→ **Given instruction**
Pull every line of the entries that has the word "content".

→ **Listing**

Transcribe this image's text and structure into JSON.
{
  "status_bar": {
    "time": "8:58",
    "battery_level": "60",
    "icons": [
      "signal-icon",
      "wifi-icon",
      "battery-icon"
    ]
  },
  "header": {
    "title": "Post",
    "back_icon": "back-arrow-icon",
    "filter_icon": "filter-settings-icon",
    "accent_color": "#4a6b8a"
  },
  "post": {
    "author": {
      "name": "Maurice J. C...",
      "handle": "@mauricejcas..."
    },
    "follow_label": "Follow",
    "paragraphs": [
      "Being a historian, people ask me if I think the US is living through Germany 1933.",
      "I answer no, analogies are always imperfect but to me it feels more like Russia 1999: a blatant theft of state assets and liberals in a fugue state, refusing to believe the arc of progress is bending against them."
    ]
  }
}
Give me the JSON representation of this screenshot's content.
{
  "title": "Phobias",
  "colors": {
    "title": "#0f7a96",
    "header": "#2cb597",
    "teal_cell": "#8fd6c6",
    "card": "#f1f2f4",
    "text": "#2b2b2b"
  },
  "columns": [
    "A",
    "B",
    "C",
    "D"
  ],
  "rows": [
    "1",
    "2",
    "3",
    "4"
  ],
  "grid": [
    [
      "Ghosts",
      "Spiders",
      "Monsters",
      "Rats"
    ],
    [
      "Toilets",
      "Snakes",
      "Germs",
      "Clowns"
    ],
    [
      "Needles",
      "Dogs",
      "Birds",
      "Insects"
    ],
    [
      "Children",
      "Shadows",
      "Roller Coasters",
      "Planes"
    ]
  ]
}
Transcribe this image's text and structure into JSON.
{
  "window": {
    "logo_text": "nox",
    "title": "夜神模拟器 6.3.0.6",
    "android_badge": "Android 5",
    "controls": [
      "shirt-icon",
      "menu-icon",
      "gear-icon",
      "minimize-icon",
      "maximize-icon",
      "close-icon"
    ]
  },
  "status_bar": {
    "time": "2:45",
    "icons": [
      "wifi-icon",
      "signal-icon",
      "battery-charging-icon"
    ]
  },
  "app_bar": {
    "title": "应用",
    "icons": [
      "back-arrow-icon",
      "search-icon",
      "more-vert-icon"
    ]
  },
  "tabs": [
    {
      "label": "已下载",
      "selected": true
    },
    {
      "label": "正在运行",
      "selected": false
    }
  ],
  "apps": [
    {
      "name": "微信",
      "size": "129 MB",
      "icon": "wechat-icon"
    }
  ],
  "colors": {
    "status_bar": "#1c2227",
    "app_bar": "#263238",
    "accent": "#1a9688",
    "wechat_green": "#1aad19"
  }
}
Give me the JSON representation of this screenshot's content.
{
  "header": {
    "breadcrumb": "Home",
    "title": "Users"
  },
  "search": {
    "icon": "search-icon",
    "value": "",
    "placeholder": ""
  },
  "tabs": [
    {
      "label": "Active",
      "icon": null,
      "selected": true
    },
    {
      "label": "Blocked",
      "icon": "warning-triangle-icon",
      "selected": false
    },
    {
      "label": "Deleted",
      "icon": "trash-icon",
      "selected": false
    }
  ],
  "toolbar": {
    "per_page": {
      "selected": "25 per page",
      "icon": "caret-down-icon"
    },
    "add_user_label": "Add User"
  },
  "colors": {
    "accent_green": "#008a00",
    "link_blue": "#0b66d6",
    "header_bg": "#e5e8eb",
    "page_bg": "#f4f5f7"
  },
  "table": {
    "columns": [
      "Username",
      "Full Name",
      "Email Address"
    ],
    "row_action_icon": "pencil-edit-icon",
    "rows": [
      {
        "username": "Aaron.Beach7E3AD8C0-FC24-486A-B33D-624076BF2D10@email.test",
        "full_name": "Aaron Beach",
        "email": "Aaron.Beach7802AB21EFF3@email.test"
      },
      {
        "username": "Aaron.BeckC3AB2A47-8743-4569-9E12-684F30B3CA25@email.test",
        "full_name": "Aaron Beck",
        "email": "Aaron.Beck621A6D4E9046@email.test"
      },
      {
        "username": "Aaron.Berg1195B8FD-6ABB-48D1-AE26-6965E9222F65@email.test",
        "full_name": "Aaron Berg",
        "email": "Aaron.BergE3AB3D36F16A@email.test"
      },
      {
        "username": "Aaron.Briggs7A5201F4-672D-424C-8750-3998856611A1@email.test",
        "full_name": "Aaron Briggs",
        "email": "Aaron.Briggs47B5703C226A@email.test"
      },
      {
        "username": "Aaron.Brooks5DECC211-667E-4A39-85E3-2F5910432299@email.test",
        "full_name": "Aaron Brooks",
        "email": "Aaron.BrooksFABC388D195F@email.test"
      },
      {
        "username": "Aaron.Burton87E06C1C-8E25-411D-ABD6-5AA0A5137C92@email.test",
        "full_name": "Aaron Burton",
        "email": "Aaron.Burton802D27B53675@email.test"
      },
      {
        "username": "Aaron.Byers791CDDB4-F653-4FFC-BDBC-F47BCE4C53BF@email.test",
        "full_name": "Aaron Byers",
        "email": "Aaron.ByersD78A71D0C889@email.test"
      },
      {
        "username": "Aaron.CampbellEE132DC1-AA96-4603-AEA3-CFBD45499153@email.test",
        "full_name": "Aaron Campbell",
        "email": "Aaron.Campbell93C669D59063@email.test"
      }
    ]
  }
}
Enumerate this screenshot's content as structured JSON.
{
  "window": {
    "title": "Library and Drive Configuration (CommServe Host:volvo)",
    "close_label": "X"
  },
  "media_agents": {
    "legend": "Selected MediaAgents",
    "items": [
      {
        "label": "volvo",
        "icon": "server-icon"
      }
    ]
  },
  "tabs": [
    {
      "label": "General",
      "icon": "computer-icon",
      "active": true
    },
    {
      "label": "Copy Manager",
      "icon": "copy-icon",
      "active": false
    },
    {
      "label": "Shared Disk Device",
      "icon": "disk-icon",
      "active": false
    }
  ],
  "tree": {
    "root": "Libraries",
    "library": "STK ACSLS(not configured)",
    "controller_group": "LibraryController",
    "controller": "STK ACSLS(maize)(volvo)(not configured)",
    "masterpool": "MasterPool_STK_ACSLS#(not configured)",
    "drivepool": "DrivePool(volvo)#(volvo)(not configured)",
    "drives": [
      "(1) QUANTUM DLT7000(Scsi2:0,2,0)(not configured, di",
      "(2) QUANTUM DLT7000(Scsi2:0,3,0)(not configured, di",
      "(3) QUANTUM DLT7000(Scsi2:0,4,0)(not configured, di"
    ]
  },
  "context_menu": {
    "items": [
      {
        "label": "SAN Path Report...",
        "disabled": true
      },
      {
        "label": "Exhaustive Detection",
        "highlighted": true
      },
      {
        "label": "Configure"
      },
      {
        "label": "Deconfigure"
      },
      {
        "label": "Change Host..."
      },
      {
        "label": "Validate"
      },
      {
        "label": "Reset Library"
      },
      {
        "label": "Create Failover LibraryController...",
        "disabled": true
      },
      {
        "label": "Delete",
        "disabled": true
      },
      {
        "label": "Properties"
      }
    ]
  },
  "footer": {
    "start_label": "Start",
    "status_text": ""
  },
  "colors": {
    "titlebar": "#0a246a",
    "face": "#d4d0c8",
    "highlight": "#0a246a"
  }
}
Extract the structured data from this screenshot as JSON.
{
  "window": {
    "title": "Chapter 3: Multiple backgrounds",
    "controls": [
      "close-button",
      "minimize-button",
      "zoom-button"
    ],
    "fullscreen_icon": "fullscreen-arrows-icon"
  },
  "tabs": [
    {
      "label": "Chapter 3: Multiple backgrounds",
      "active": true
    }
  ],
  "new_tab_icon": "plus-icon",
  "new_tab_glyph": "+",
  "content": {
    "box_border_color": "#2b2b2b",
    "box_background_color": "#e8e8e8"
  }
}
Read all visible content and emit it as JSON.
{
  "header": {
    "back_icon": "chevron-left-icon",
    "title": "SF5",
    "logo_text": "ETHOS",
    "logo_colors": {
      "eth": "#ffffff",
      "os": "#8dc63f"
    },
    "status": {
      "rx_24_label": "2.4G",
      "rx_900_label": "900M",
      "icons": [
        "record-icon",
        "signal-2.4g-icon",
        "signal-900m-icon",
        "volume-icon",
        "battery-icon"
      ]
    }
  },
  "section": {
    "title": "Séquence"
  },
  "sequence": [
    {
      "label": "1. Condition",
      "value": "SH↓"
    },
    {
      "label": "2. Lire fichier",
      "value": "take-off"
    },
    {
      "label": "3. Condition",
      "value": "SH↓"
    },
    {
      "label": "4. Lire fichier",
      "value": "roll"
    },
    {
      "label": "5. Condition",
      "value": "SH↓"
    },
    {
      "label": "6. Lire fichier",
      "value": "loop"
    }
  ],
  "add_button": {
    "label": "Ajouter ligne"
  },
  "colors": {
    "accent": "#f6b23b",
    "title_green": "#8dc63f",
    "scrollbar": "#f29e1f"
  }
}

→ **Full output**
Give me the JSON representation of this screenshot's content.
Give me the JSON representation of this screenshot's content.
Enumerate this screenshot's content as structured JSON.
  "content": {
Read all visible content and emit it as JSON.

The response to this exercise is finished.